→ Written problem: Leave out the pictures, then reproduce the rest of the material exactly.

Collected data
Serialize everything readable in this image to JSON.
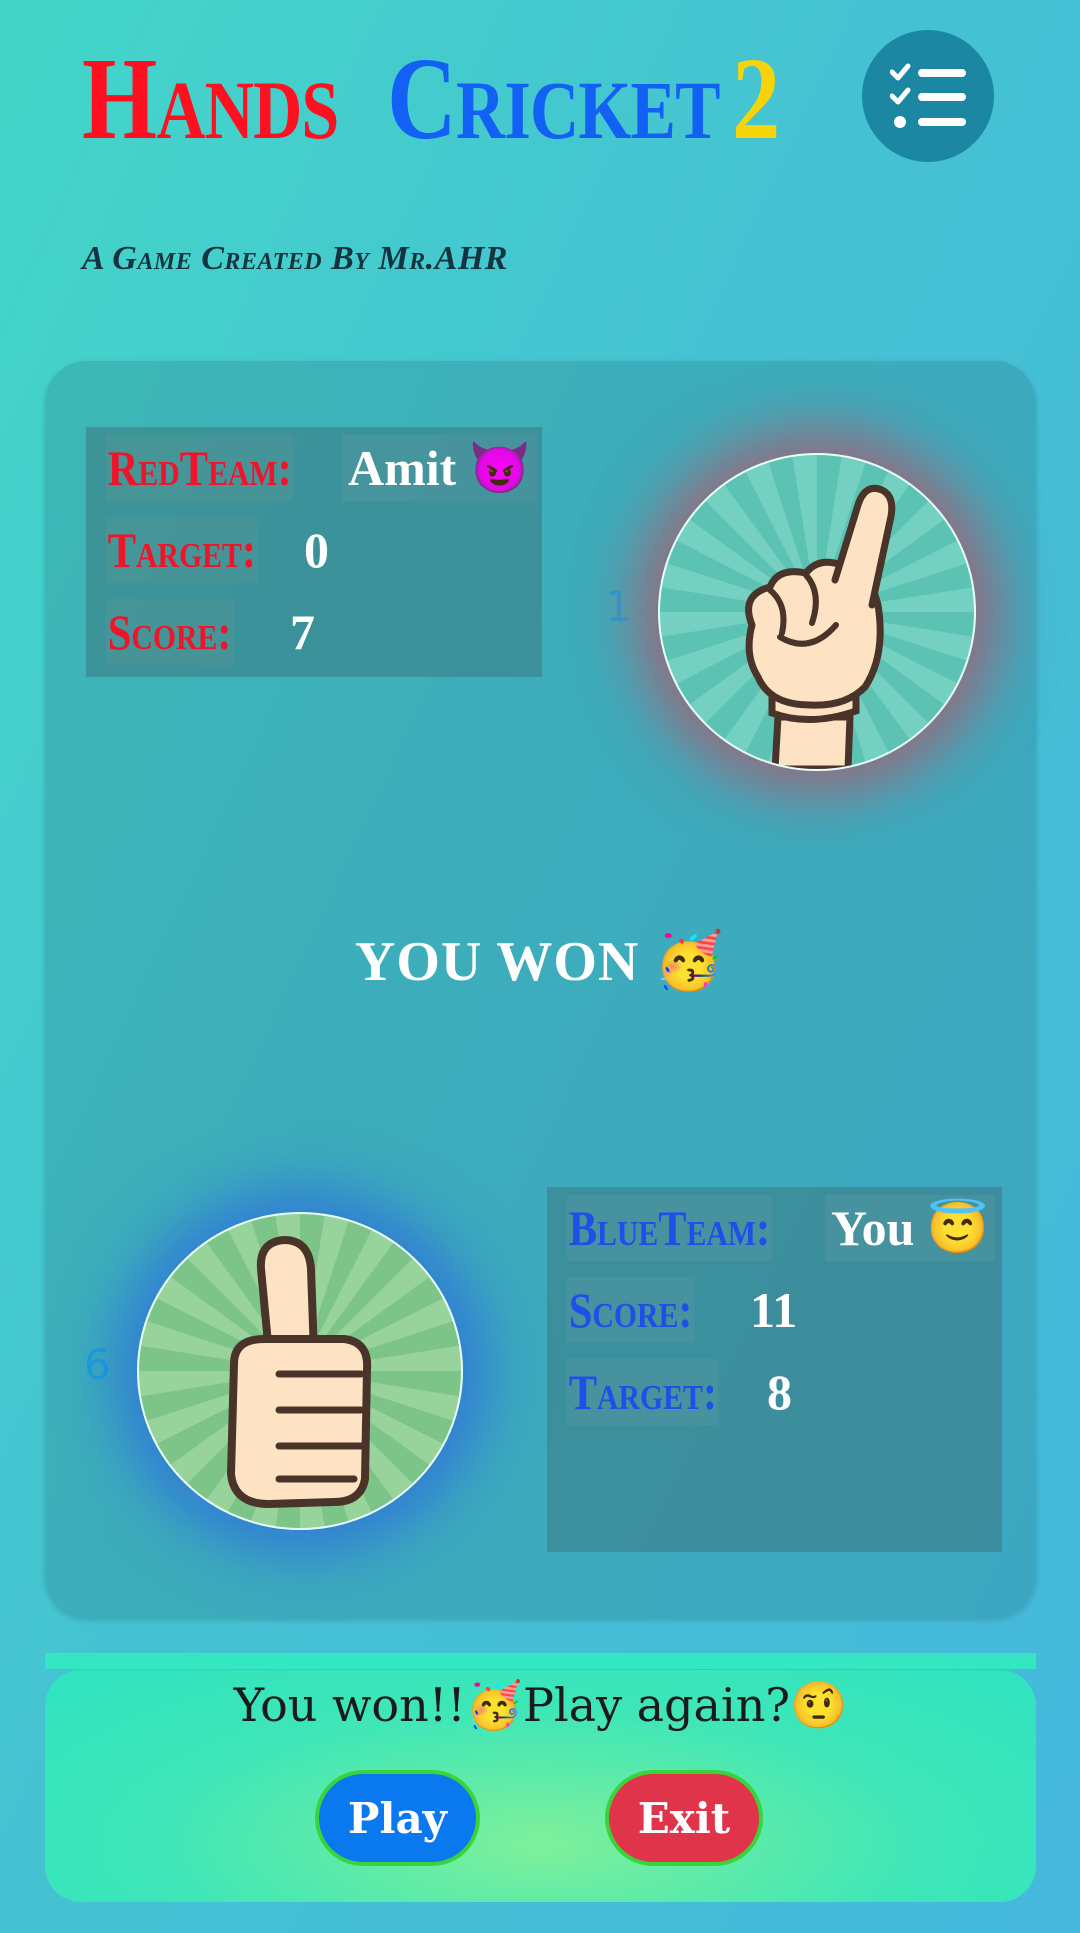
{
  "header": {
    "title_word1": "Hands",
    "title_word2": "Cricket",
    "title_word3": "2",
    "subtitle": "A Game Created By Mr.AHR",
    "menu_icon": "checklist-icon"
  },
  "red_team": {
    "label": "RedTeam:",
    "player": "Amit 😈",
    "target_label": "Target:",
    "target": "0",
    "score_label": "Score:",
    "score": "7",
    "hand_number": "1",
    "hand_icon": "one-finger-hand-icon"
  },
  "center": {
    "result": "YOU WON 🥳"
  },
  "blue_team": {
    "label": "BlueTeam:",
    "player": "You 😇",
    "score_label": "Score:",
    "score": "11",
    "target_label": "Target:",
    "target": "8",
    "hand_number": "6",
    "hand_icon": "thumbs-up-hand-icon"
  },
  "footer": {
    "message": "You won!!🥳Play again?🤨",
    "play_label": "Play",
    "exit_label": "Exit"
  },
  "colors": {
    "red": "#f0142a",
    "blue": "#1e4fe8",
    "yellow": "#f7d30a",
    "play": "#0a78ee",
    "exit": "#e0344a"
  }
}
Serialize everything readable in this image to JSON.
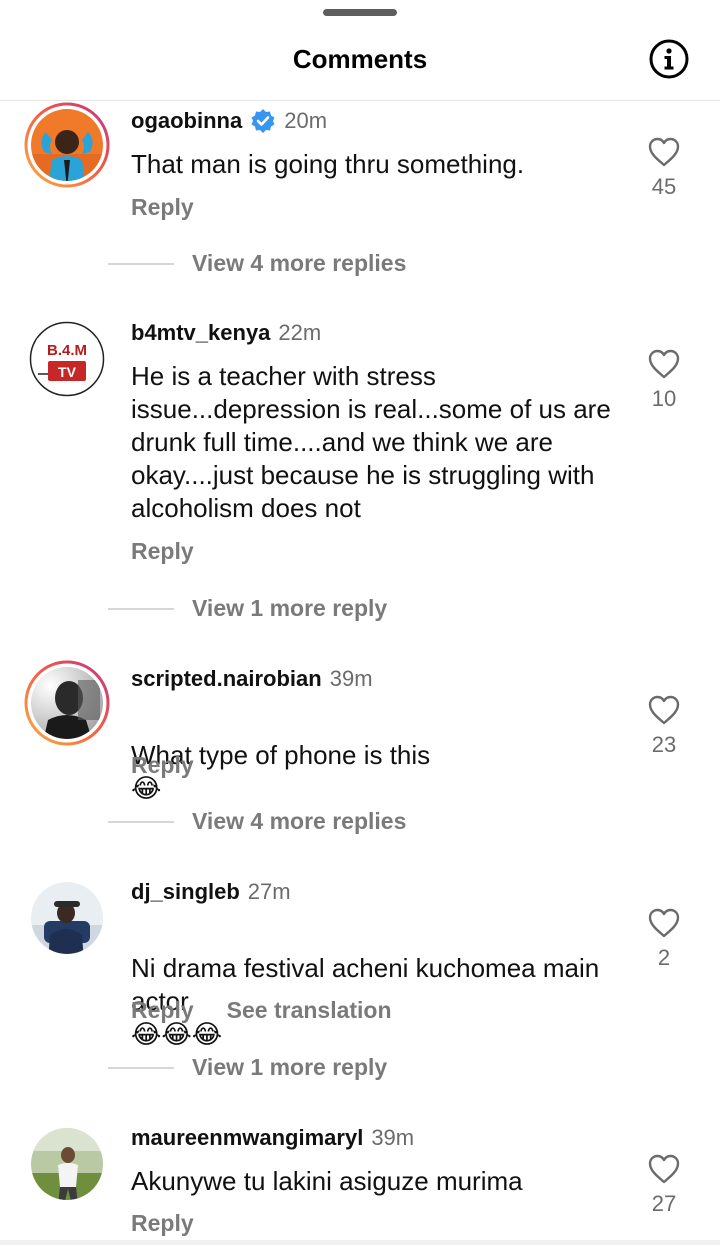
{
  "header": {
    "title": "Comments",
    "info_icon": "info-icon"
  },
  "comments": [
    {
      "username": "ogaobinna",
      "verified": true,
      "time": "20m",
      "text": "That man is going thru something.",
      "reply_label": "Reply",
      "likes": "45",
      "view_replies": "View 4 more replies",
      "avatar_ring": "story-gradient"
    },
    {
      "username": "b4mtv_kenya",
      "verified": false,
      "time": "22m",
      "text": "He is a teacher with stress issue...depression is real...some of us are drunk full time....and we think we are okay....just because he is struggling  with alcoholism  does not",
      "reply_label": "Reply",
      "likes": "10",
      "view_replies": "View 1 more reply",
      "avatar_label_top": "B.4.M",
      "avatar_label_bottom": "TV"
    },
    {
      "username": "scripted.nairobian",
      "verified": false,
      "time": "39m",
      "text": "What type of phone is this",
      "emoji": [
        "😂"
      ],
      "reply_label": "Reply",
      "likes": "23",
      "view_replies": "View 4 more replies",
      "avatar_ring": "story-gradient"
    },
    {
      "username": "dj_singleb",
      "verified": false,
      "time": "27m",
      "text": "Ni drama festival acheni kuchomea main actor",
      "emoji": [
        "😂",
        "😂",
        "😂"
      ],
      "reply_label": "Reply",
      "translate_label": "See translation",
      "likes": "2",
      "view_replies": "View 1 more reply"
    },
    {
      "username": "maureenmwangimaryl",
      "verified": false,
      "time": "39m",
      "text": "Akunywe tu lakini asiguze murima",
      "reply_label": "Reply",
      "likes": "27"
    }
  ],
  "colors": {
    "verified_blue": "#3797f0",
    "secondary_text": "#7a7a7a",
    "divider": "#e6e6e6",
    "ring_start": "#fcaf45",
    "ring_end": "#c13584"
  }
}
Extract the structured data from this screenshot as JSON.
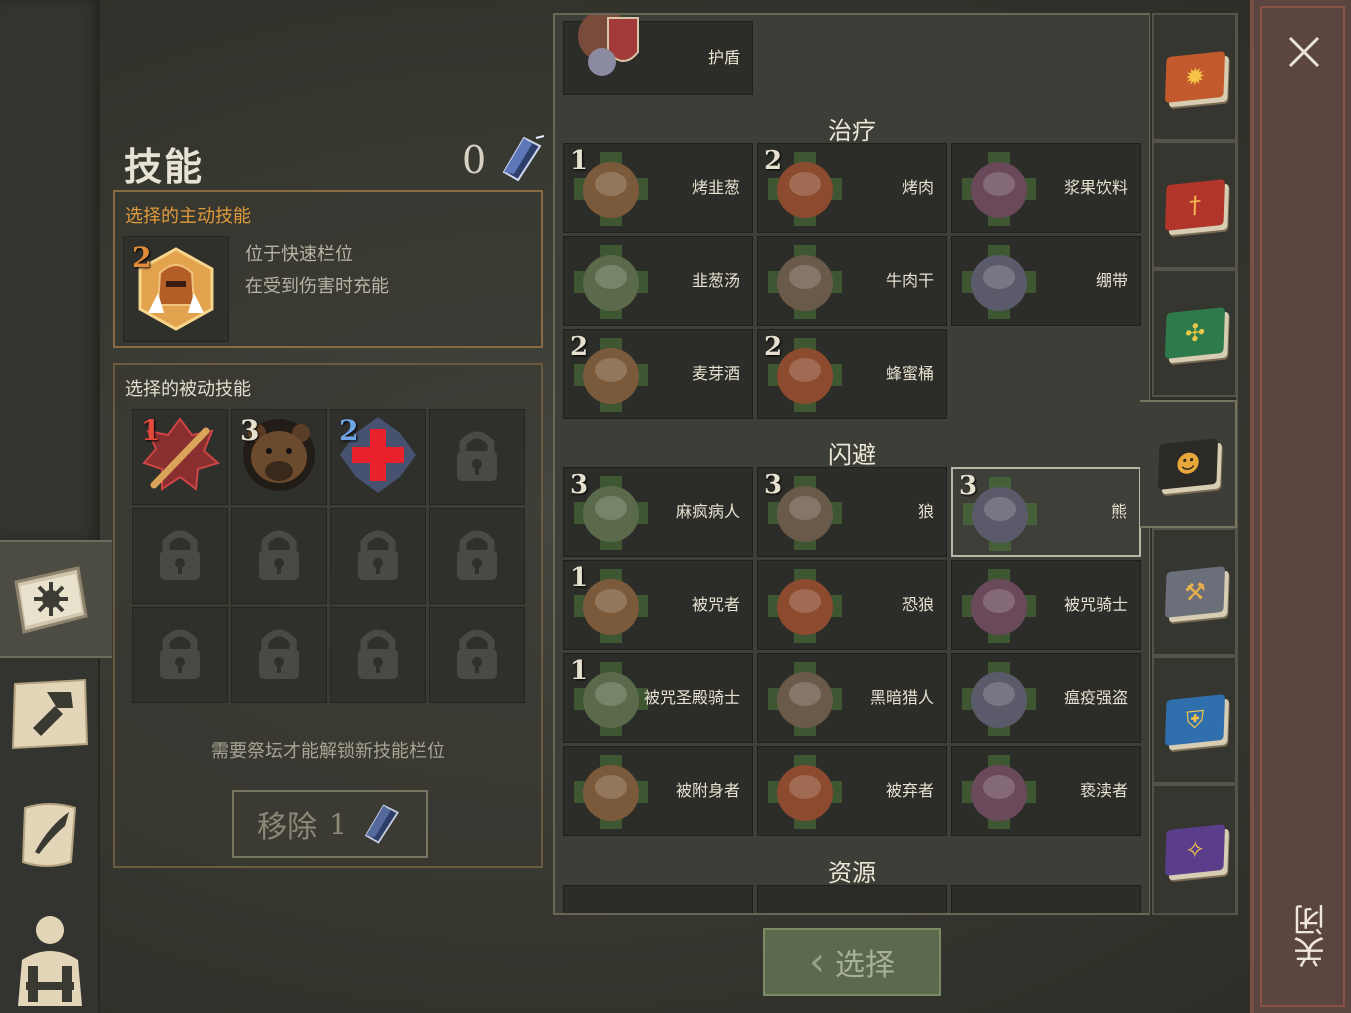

→ Answer below:
Serialize everything readable in this image to JSON.
{
  "header": {
    "title_word1": "Hands",
    "title_word2": "Cricket",
    "title_word3": "2",
    "subtitle": "A Game Created By Mr.AHR",
    "menu_icon": "checklist-icon"
  },
  "red_team": {
    "label": "RedTeam:",
    "player": "Amit 😈",
    "target_label": "Target:",
    "target": "0",
    "score_label": "Score:",
    "score": "7",
    "hand_number": "1",
    "hand_icon": "one-finger-hand-icon"
  },
  "center": {
    "result": "YOU WON 🥳"
  },
  "blue_team": {
    "label": "BlueTeam:",
    "player": "You 😇",
    "score_label": "Score:",
    "score": "11",
    "target_label": "Target:",
    "target": "8",
    "hand_number": "6",
    "hand_icon": "thumbs-up-hand-icon"
  },
  "footer": {
    "message": "You won!!🥳Play again?🤨",
    "play_label": "Play",
    "exit_label": "Exit"
  },
  "colors": {
    "red": "#f0142a",
    "blue": "#1e4fe8",
    "yellow": "#f7d30a",
    "play": "#0a78ee",
    "exit": "#e0344a"
  }
}
Serialize everything readable in this image to JSON.
{
  "header": {
    "title": "Comments",
    "info_icon": "info-icon"
  },
  "comments": [
    {
      "username": "ogaobinna",
      "verified": true,
      "time": "20m",
      "text": "That man is going thru something.",
      "reply_label": "Reply",
      "likes": "45",
      "view_replies": "View 4 more replies",
      "avatar_ring": "story-gradient"
    },
    {
      "username": "b4mtv_kenya",
      "verified": false,
      "time": "22m",
      "text": "He is a teacher with stress issue...depression is real...some of us are drunk full time....and we think we are okay....just because he is struggling  with alcoholism  does not",
      "reply_label": "Reply",
      "likes": "10",
      "view_replies": "View 1 more reply",
      "avatar_label_top": "B.4.M",
      "avatar_label_bottom": "TV"
    },
    {
      "username": "scripted.nairobian",
      "verified": false,
      "time": "39m",
      "text": "What type of phone is this",
      "emoji": [
        "😂"
      ],
      "reply_label": "Reply",
      "likes": "23",
      "view_replies": "View 4 more replies",
      "avatar_ring": "story-gradient"
    },
    {
      "username": "dj_singleb",
      "verified": false,
      "time": "27m",
      "text": "Ni drama festival acheni kuchomea main actor",
      "emoji": [
        "😂",
        "😂",
        "😂"
      ],
      "reply_label": "Reply",
      "translate_label": "See translation",
      "likes": "2",
      "view_replies": "View 1 more reply"
    },
    {
      "username": "maureenmwangimaryl",
      "verified": false,
      "time": "39m",
      "text": "Akunywe tu lakini asiguze murima",
      "reply_label": "Reply",
      "likes": "27"
    }
  ],
  "colors": {
    "verified_blue": "#3797f0",
    "secondary_text": "#7a7a7a",
    "divider": "#e6e6e6",
    "ring_start": "#fcaf45",
    "ring_end": "#c13584"
  }
}
Extract the structured data from this screenshot as JSON.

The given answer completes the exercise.